> Source data

-- Begin --

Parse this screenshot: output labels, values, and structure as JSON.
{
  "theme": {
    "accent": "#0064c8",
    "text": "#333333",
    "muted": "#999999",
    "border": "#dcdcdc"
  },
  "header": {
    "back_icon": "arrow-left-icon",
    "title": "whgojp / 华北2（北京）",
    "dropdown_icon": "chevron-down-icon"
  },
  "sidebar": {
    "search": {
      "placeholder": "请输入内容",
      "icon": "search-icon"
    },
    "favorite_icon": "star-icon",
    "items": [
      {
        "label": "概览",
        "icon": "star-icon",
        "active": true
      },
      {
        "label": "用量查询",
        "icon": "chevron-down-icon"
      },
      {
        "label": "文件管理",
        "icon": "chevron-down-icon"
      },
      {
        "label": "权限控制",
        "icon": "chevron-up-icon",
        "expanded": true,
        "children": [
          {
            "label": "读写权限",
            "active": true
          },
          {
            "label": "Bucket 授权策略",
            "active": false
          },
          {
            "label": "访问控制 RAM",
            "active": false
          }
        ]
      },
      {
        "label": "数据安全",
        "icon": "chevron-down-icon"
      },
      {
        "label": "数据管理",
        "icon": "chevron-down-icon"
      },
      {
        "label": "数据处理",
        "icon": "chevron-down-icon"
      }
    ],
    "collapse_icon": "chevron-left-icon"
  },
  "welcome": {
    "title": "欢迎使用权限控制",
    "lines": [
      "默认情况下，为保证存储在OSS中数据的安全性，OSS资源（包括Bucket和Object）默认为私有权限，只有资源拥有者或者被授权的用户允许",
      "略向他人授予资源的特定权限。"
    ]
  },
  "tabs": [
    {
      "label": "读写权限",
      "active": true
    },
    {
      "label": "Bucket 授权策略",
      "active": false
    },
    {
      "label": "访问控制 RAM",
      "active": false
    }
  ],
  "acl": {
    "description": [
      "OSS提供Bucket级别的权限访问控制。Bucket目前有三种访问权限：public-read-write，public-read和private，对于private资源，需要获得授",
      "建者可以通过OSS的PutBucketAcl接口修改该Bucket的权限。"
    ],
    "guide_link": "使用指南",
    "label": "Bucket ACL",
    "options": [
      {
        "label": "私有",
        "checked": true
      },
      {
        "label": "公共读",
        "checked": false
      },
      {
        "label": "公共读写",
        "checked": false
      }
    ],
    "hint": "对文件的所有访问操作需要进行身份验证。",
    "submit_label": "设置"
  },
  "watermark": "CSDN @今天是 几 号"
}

-- End --

> Your objective
Lines that hold the word "active" are the ones to return, every one of them.

> Solution to this exercise
        "active": true
            "active": true
            "active": false
            "active": false
      "active": true
      "active": false
      "active": false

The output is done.